MATERIAL SUPPLIED:

(begin)

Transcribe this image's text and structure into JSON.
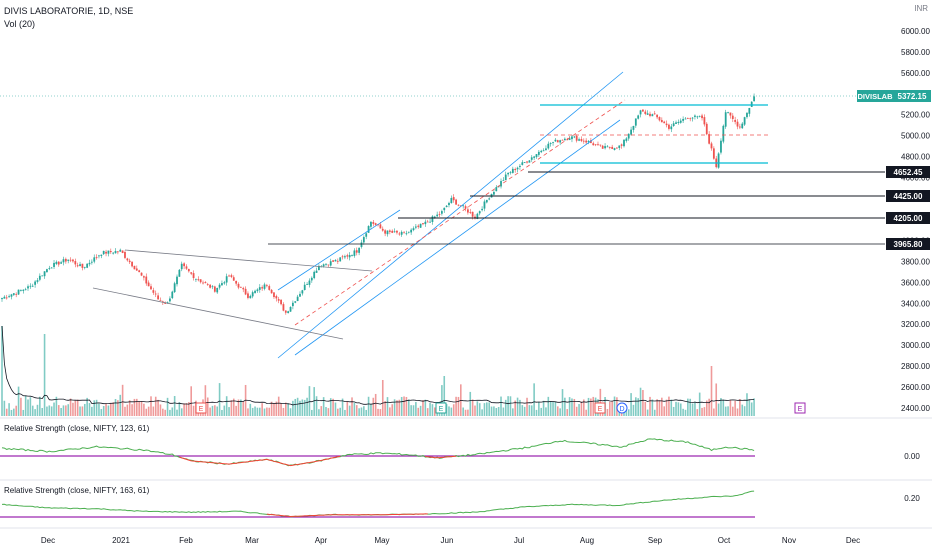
{
  "header": {
    "symbol_line": "DIVIS LABORATORIE, 1D, NSE",
    "volume_label": "Vol (20)",
    "currency": "INR"
  },
  "colors": {
    "up": "#26a69a",
    "down": "#ef5350",
    "channel": "#2196f3",
    "trend": "#787b86",
    "cyan_level": "#00bcd4",
    "dashed": "#ef5350",
    "rs_line": "#4caf50",
    "rs_below": "#f44336",
    "rs_zero": "#9c27b0",
    "axis_text": "#131722",
    "price_tag": "#26a69a"
  },
  "chart_data": [
    {
      "type": "candlestick",
      "title": "DIVIS LABORATORIE, 1D, NSE",
      "ylim": [
        2350,
        6300
      ],
      "y_ticks": [
        2400,
        2600,
        2800,
        3000,
        3200,
        3400,
        3600,
        3800,
        4000,
        4200,
        4400,
        4600,
        4800,
        5000,
        5200,
        5400,
        5600,
        5800,
        6000
      ],
      "x_ticks": [
        "Dec",
        "2021",
        "Feb",
        "Mar",
        "Apr",
        "May",
        "Jun",
        "Jul",
        "Aug",
        "Sep",
        "Oct",
        "Nov",
        "Dec"
      ],
      "price_anchors": [
        [
          0,
          3450
        ],
        [
          12,
          3560
        ],
        [
          20,
          3750
        ],
        [
          28,
          3820
        ],
        [
          34,
          3740
        ],
        [
          42,
          3880
        ],
        [
          50,
          3900
        ],
        [
          58,
          3690
        ],
        [
          66,
          3440
        ],
        [
          70,
          3400
        ],
        [
          76,
          3760
        ],
        [
          82,
          3640
        ],
        [
          90,
          3530
        ],
        [
          96,
          3660
        ],
        [
          104,
          3470
        ],
        [
          112,
          3580
        ],
        [
          120,
          3310
        ],
        [
          126,
          3500
        ],
        [
          134,
          3760
        ],
        [
          142,
          3810
        ],
        [
          150,
          3900
        ],
        [
          156,
          4180
        ],
        [
          162,
          4080
        ],
        [
          170,
          4060
        ],
        [
          178,
          4150
        ],
        [
          186,
          4270
        ],
        [
          190,
          4390
        ],
        [
          196,
          4300
        ],
        [
          200,
          4220
        ],
        [
          206,
          4420
        ],
        [
          214,
          4640
        ],
        [
          222,
          4760
        ],
        [
          232,
          4930
        ],
        [
          240,
          4990
        ],
        [
          248,
          4940
        ],
        [
          254,
          4880
        ],
        [
          262,
          4900
        ],
        [
          270,
          5230
        ],
        [
          276,
          5190
        ],
        [
          282,
          5080
        ],
        [
          290,
          5180
        ],
        [
          296,
          5170
        ],
        [
          302,
          4710
        ],
        [
          306,
          5230
        ],
        [
          312,
          5080
        ],
        [
          318,
          5372.15
        ]
      ],
      "last_price": "5372.15",
      "symbol_tag": "DIVISLAB",
      "horizontal_levels": [
        {
          "label": "4652.45",
          "value": 4652.45
        },
        {
          "label": "4425.00",
          "value": 4425.0
        },
        {
          "label": "4205.00",
          "value": 4205.0
        },
        {
          "label": "3965.80",
          "value": 3965.8
        }
      ],
      "resistance_level": 5290,
      "support_level": 4720,
      "mid_dashed_level": 5010,
      "earnings_markers": [
        "E",
        "E",
        "E",
        "E"
      ],
      "dividend_markers": [
        "D"
      ]
    },
    {
      "type": "line",
      "title": "Relative Strength (close, NIFTY, 123, 61)",
      "tick_label": "0.00",
      "ylim": [
        -0.12,
        0.2
      ],
      "zero": 0,
      "values_anchors": [
        [
          0,
          0.05
        ],
        [
          20,
          0.03
        ],
        [
          40,
          0.06
        ],
        [
          60,
          0.04
        ],
        [
          72,
          0.01
        ],
        [
          80,
          -0.03
        ],
        [
          96,
          -0.05
        ],
        [
          112,
          -0.02
        ],
        [
          122,
          -0.06
        ],
        [
          134,
          -0.03
        ],
        [
          146,
          0.01
        ],
        [
          160,
          0.02
        ],
        [
          172,
          0.01
        ],
        [
          184,
          -0.01
        ],
        [
          200,
          0.01
        ],
        [
          214,
          0.04
        ],
        [
          224,
          0.06
        ],
        [
          236,
          0.1
        ],
        [
          250,
          0.08
        ],
        [
          262,
          0.06
        ],
        [
          274,
          0.11
        ],
        [
          290,
          0.09
        ],
        [
          300,
          0.04
        ],
        [
          306,
          0.06
        ],
        [
          312,
          0.05
        ],
        [
          318,
          0.04
        ]
      ]
    },
    {
      "type": "line",
      "title": "Relative Strength (close, NIFTY, 163, 61)",
      "tick_label": "0.20",
      "ylim": [
        -0.18,
        0.3
      ],
      "zero": -0.05,
      "values_anchors": [
        [
          0,
          0.06
        ],
        [
          20,
          0.02
        ],
        [
          40,
          0.01
        ],
        [
          60,
          -0.02
        ],
        [
          80,
          -0.03
        ],
        [
          100,
          -0.02
        ],
        [
          122,
          -0.08
        ],
        [
          140,
          -0.06
        ],
        [
          160,
          -0.06
        ],
        [
          180,
          -0.05
        ],
        [
          200,
          -0.03
        ],
        [
          220,
          0.03
        ],
        [
          240,
          0.06
        ],
        [
          260,
          0.05
        ],
        [
          280,
          0.11
        ],
        [
          300,
          0.15
        ],
        [
          310,
          0.16
        ],
        [
          318,
          0.22
        ]
      ]
    }
  ]
}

(end)

AIM: Print the whole listing above once more, word for word, without its pictures.

RESULT OF THIS EXERCISE:
Transcribe this image's text and structure into JSON.
{
  "header": {
    "symbol_line": "DIVIS LABORATORIE, 1D, NSE",
    "volume_label": "Vol (20)",
    "currency": "INR"
  },
  "colors": {
    "up": "#26a69a",
    "down": "#ef5350",
    "channel": "#2196f3",
    "trend": "#787b86",
    "cyan_level": "#00bcd4",
    "dashed": "#ef5350",
    "rs_line": "#4caf50",
    "rs_below": "#f44336",
    "rs_zero": "#9c27b0",
    "axis_text": "#131722",
    "price_tag": "#26a69a"
  },
  "chart_data": [
    {
      "type": "candlestick",
      "title": "DIVIS LABORATORIE, 1D, NSE",
      "ylim": [
        2350,
        6300
      ],
      "y_ticks": [
        2400,
        2600,
        2800,
        3000,
        3200,
        3400,
        3600,
        3800,
        4000,
        4200,
        4400,
        4600,
        4800,
        5000,
        5200,
        5400,
        5600,
        5800,
        6000
      ],
      "x_ticks": [
        "Dec",
        "2021",
        "Feb",
        "Mar",
        "Apr",
        "May",
        "Jun",
        "Jul",
        "Aug",
        "Sep",
        "Oct",
        "Nov",
        "Dec"
      ],
      "price_anchors": [
        [
          0,
          3450
        ],
        [
          12,
          3560
        ],
        [
          20,
          3750
        ],
        [
          28,
          3820
        ],
        [
          34,
          3740
        ],
        [
          42,
          3880
        ],
        [
          50,
          3900
        ],
        [
          58,
          3690
        ],
        [
          66,
          3440
        ],
        [
          70,
          3400
        ],
        [
          76,
          3760
        ],
        [
          82,
          3640
        ],
        [
          90,
          3530
        ],
        [
          96,
          3660
        ],
        [
          104,
          3470
        ],
        [
          112,
          3580
        ],
        [
          120,
          3310
        ],
        [
          126,
          3500
        ],
        [
          134,
          3760
        ],
        [
          142,
          3810
        ],
        [
          150,
          3900
        ],
        [
          156,
          4180
        ],
        [
          162,
          4080
        ],
        [
          170,
          4060
        ],
        [
          178,
          4150
        ],
        [
          186,
          4270
        ],
        [
          190,
          4390
        ],
        [
          196,
          4300
        ],
        [
          200,
          4220
        ],
        [
          206,
          4420
        ],
        [
          214,
          4640
        ],
        [
          222,
          4760
        ],
        [
          232,
          4930
        ],
        [
          240,
          4990
        ],
        [
          248,
          4940
        ],
        [
          254,
          4880
        ],
        [
          262,
          4900
        ],
        [
          270,
          5230
        ],
        [
          276,
          5190
        ],
        [
          282,
          5080
        ],
        [
          290,
          5180
        ],
        [
          296,
          5170
        ],
        [
          302,
          4710
        ],
        [
          306,
          5230
        ],
        [
          312,
          5080
        ],
        [
          318,
          5372.15
        ]
      ],
      "last_price": "5372.15",
      "symbol_tag": "DIVISLAB",
      "horizontal_levels": [
        {
          "label": "4652.45",
          "value": 4652.45
        },
        {
          "label": "4425.00",
          "value": 4425.0
        },
        {
          "label": "4205.00",
          "value": 4205.0
        },
        {
          "label": "3965.80",
          "value": 3965.8
        }
      ],
      "resistance_level": 5290,
      "support_level": 4720,
      "mid_dashed_level": 5010,
      "earnings_markers": [
        "E",
        "E",
        "E",
        "E"
      ],
      "dividend_markers": [
        "D"
      ]
    },
    {
      "type": "line",
      "title": "Relative Strength (close, NIFTY, 123, 61)",
      "tick_label": "0.00",
      "ylim": [
        -0.12,
        0.2
      ],
      "zero": 0,
      "values_anchors": [
        [
          0,
          0.05
        ],
        [
          20,
          0.03
        ],
        [
          40,
          0.06
        ],
        [
          60,
          0.04
        ],
        [
          72,
          0.01
        ],
        [
          80,
          -0.03
        ],
        [
          96,
          -0.05
        ],
        [
          112,
          -0.02
        ],
        [
          122,
          -0.06
        ],
        [
          134,
          -0.03
        ],
        [
          146,
          0.01
        ],
        [
          160,
          0.02
        ],
        [
          172,
          0.01
        ],
        [
          184,
          -0.01
        ],
        [
          200,
          0.01
        ],
        [
          214,
          0.04
        ],
        [
          224,
          0.06
        ],
        [
          236,
          0.1
        ],
        [
          250,
          0.08
        ],
        [
          262,
          0.06
        ],
        [
          274,
          0.11
        ],
        [
          290,
          0.09
        ],
        [
          300,
          0.04
        ],
        [
          306,
          0.06
        ],
        [
          312,
          0.05
        ],
        [
          318,
          0.04
        ]
      ]
    },
    {
      "type": "line",
      "title": "Relative Strength (close, NIFTY, 163, 61)",
      "tick_label": "0.20",
      "ylim": [
        -0.18,
        0.3
      ],
      "zero": -0.05,
      "values_anchors": [
        [
          0,
          0.06
        ],
        [
          20,
          0.02
        ],
        [
          40,
          0.01
        ],
        [
          60,
          -0.02
        ],
        [
          80,
          -0.03
        ],
        [
          100,
          -0.02
        ],
        [
          122,
          -0.08
        ],
        [
          140,
          -0.06
        ],
        [
          160,
          -0.06
        ],
        [
          180,
          -0.05
        ],
        [
          200,
          -0.03
        ],
        [
          220,
          0.03
        ],
        [
          240,
          0.06
        ],
        [
          260,
          0.05
        ],
        [
          280,
          0.11
        ],
        [
          300,
          0.15
        ],
        [
          310,
          0.16
        ],
        [
          318,
          0.22
        ]
      ]
    }
  ]
}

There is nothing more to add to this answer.